_Work required_:
Every record must be repeated exactly, with no omission.

_Data for this exercise_:
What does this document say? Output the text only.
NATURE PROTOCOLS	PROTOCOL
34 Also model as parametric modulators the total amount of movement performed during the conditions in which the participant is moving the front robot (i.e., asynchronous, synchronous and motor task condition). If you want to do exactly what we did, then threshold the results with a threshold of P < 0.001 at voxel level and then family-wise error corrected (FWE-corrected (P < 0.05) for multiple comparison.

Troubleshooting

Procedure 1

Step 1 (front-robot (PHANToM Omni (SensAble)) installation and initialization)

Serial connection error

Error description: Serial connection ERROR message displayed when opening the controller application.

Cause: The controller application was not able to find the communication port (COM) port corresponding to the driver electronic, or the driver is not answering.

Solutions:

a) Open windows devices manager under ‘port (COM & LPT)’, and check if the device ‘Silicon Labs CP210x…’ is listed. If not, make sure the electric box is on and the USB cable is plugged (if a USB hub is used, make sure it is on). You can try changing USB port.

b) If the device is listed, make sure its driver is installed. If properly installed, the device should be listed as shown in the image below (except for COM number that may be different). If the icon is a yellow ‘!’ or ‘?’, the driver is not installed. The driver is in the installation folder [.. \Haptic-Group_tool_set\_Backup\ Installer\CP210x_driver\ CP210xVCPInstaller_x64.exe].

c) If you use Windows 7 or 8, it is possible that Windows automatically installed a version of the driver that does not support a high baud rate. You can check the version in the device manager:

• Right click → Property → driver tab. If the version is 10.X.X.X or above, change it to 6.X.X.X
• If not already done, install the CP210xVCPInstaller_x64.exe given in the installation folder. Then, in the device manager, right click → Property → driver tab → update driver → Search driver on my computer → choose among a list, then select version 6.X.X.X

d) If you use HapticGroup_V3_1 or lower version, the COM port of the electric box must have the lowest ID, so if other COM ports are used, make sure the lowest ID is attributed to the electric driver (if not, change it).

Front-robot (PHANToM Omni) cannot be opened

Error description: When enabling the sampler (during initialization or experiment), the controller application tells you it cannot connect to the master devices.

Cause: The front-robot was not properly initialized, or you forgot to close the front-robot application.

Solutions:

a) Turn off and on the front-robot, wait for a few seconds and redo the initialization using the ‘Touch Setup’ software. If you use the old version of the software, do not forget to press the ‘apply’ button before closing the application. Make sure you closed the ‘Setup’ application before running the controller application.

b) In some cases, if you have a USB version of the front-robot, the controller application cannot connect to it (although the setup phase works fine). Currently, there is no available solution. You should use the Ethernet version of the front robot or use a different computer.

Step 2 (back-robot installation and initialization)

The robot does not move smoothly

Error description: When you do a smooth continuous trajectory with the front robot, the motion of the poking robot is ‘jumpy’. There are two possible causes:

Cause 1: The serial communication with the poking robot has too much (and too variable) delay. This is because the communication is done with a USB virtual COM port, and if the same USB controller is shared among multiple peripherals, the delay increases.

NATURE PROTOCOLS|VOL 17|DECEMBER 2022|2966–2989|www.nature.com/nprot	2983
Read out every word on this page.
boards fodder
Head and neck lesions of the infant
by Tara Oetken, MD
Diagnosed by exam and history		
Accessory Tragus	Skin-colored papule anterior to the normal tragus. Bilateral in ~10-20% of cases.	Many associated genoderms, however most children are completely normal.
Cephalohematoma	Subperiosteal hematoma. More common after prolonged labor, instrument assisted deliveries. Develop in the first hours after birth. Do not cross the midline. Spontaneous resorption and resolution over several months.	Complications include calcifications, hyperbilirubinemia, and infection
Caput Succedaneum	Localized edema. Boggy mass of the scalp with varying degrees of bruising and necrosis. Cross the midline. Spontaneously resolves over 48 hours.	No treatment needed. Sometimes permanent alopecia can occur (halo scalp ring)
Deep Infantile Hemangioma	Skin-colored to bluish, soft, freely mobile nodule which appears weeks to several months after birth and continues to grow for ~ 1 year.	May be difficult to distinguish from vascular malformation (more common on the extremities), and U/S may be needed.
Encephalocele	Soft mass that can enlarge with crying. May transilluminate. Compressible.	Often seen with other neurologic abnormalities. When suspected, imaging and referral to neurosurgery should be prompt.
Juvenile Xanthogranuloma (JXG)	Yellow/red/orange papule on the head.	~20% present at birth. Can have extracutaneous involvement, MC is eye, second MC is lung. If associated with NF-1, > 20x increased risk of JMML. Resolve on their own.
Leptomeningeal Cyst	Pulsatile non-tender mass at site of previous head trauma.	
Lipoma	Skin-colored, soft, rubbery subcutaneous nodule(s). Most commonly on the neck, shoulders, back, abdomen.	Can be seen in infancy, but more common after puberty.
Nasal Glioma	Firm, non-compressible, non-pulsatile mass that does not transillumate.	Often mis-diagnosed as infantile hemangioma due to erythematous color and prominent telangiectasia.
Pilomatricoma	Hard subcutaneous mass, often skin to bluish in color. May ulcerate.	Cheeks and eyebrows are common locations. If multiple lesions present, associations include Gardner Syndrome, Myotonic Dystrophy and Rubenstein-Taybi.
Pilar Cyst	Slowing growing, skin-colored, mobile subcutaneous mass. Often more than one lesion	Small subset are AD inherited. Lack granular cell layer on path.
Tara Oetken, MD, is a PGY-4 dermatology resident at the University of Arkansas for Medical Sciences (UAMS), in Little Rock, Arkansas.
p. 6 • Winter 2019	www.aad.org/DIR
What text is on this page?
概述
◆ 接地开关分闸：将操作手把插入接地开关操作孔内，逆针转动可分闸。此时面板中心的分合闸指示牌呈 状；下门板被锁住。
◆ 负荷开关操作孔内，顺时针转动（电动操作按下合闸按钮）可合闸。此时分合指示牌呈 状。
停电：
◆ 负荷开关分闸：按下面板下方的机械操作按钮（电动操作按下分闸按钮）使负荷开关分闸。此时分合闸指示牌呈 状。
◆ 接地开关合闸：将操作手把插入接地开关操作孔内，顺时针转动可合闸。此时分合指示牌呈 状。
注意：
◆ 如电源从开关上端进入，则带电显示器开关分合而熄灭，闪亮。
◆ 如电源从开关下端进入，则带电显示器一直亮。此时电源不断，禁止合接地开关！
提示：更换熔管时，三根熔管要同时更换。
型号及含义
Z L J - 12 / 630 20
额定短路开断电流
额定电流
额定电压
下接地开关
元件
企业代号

_Worked answer_:
What does this document say? Output the text only.
NATURE PROTOCOLS	PROTOCOL
34 Also model as parametric modulators the total amount of movement performed during the conditions in which the participant is moving the front robot (i.e., asynchronous, synchronous and motor task condition). If you want to do exactly what we did, then threshold the results with a threshold of P < 0.001 at voxel level and then family-wise error corrected (FWE-corrected (P < 0.05) for multiple comparison.

Troubleshooting

Procedure 1

Step 1 (front-robot (PHANToM Omni (SensAble)) installation and initialization)

Serial connection error

Error description: Serial connection ERROR message displayed when opening the controller application.

Cause: The controller application was not able to find the communication port (COM) port corresponding to the driver electronic, or the driver is not answering.

Solutions:

a) Open windows devices manager under ‘port (COM & LPT)’, and check if the device ‘Silicon Labs CP210x…’ is listed. If not, make sure the electric box is on and the USB cable is plugged (if a USB hub is used, make sure it is on). You can try changing USB port.

b) If the device is listed, make sure its driver is installed. If properly installed, the device should be listed as shown in the image below (except for COM number that may be different). If the icon is a yellow ‘!’ or ‘?’, the driver is not installed. The driver is in the installation folder [.. \Haptic-Group_tool_set\_Backup\ Installer\CP210x_driver\ CP210xVCPInstaller_x64.exe].

c) If you use Windows 7 or 8, it is possible that Windows automatically installed a version of the driver that does not support a high baud rate. You can check the version in the device manager:

• Right click → Property → driver tab. If the version is 10.X.X.X or above, change it to 6.X.X.X
• If not already done, install the CP210xVCPInstaller_x64.exe given in the installation folder. Then, in the device manager, right click → Property → driver tab → update driver → Search driver on my computer → choose among a list, then select version 6.X.X.X

d) If you use HapticGroup_V3_1 or lower version, the COM port of the electric box must have the lowest ID, so if other COM ports are used, make sure the lowest ID is attributed to the electric driver (if not, change it).

Front-robot (PHANToM Omni) cannot be opened

Error description: When enabling the sampler (during initialization or experiment), the controller application tells you it cannot connect to the master devices.

Cause: The front-robot was not properly initialized, or you forgot to close the front-robot application.

Solutions:

a) Turn off and on the front-robot, wait for a few seconds and redo the initialization using the ‘Touch Setup’ software. If you use the old version of the software, do not forget to press the ‘apply’ button before closing the application. Make sure you closed the ‘Setup’ application before running the controller application.

b) In some cases, if you have a USB version of the front-robot, the controller application cannot connect to it (although the setup phase works fine). Currently, there is no available solution. You should use the Ethernet version of the front robot or use a different computer.

Step 2 (back-robot installation and initialization)

The robot does not move smoothly

Error description: When you do a smooth continuous trajectory with the front robot, the motion of the poking robot is ‘jumpy’. There are two possible causes:

Cause 1: The serial communication with the poking robot has too much (and too variable) delay. This is because the communication is done with a USB virtual COM port, and if the same USB controller is shared among multiple peripherals, the delay increases.

NATURE PROTOCOLS|VOL 17|DECEMBER 2022|2966–2989|www.nature.com/nprot	2983
Read out every word on this page.
boards fodder
Head and neck lesions of the infant
by Tara Oetken, MD
Diagnosed by exam and history		
Accessory Tragus	Skin-colored papule anterior to the normal tragus. Bilateral in ~10-20% of cases.	Many associated genoderms, however most children are completely normal.
Cephalohematoma	Subperiosteal hematoma. More common after prolonged labor, instrument assisted deliveries. Develop in the first hours after birth. Do not cross the midline. Spontaneous resorption and resolution over several months.	Complications include calcifications, hyperbilirubinemia, and infection
Caput Succedaneum	Localized edema. Boggy mass of the scalp with varying degrees of bruising and necrosis. Cross the midline. Spontaneously resolves over 48 hours.	No treatment needed. Sometimes permanent alopecia can occur (halo scalp ring)
Deep Infantile Hemangioma	Skin-colored to bluish, soft, freely mobile nodule which appears weeks to several months after birth and continues to grow for ~ 1 year.	May be difficult to distinguish from vascular malformation (more common on the extremities), and U/S may be needed.
Encephalocele	Soft mass that can enlarge with crying. May transilluminate. Compressible.	Often seen with other neurologic abnormalities. When suspected, imaging and referral to neurosurgery should be prompt.
Juvenile Xanthogranuloma (JXG)	Yellow/red/orange papule on the head.	~20% present at birth. Can have extracutaneous involvement, MC is eye, second MC is lung. If associated with NF-1, > 20x increased risk of JMML. Resolve on their own.
Leptomeningeal Cyst	Pulsatile non-tender mass at site of previous head trauma.	
Lipoma	Skin-colored, soft, rubbery subcutaneous nodule(s). Most commonly on the neck, shoulders, back, abdomen.	Can be seen in infancy, but more common after puberty.
Nasal Glioma	Firm, non-compressible, non-pulsatile mass that does not transillumate.	Often mis-diagnosed as infantile hemangioma due to erythematous color and prominent telangiectasia.
Pilomatricoma	Hard subcutaneous mass, often skin to bluish in color. May ulcerate.	Cheeks and eyebrows are common locations. If multiple lesions present, associations include Gardner Syndrome, Myotonic Dystrophy and Rubenstein-Taybi.
Pilar Cyst	Slowing growing, skin-colored, mobile subcutaneous mass. Often more than one lesion	Small subset are AD inherited. Lack granular cell layer on path.
Tara Oetken, MD, is a PGY-4 dermatology resident at the University of Arkansas for Medical Sciences (UAMS), in Little Rock, Arkansas.
p. 6 • Winter 2019	www.aad.org/DIR
What text is on this page?
概述
◆ 接地开关分闸：将操作手把插入接地开关操作孔内，逆针转动可分闸。此时面板中心的分合闸指示牌呈 状；下门板被锁住。
◆ 负荷开关操作孔内，顺时针转动（电动操作按下合闸按钮）可合闸。此时分合指示牌呈 状。
停电：
◆ 负荷开关分闸：按下面板下方的机械操作按钮（电动操作按下分闸按钮）使负荷开关分闸。此时分合闸指示牌呈 状。
◆ 接地开关合闸：将操作手把插入接地开关操作孔内，顺时针转动可合闸。此时分合指示牌呈 状。
注意：
◆ 如电源从开关上端进入，则带电显示器开关分合而熄灭，闪亮。
◆ 如电源从开关下端进入，则带电显示器一直亮。此时电源不断，禁止合接地开关！
提示：更换熔管时，三根熔管要同时更换。
型号及含义
Z L J - 12 / 630 20
额定短路开断电流
额定电流
额定电压
下接地开关
元件
企业代号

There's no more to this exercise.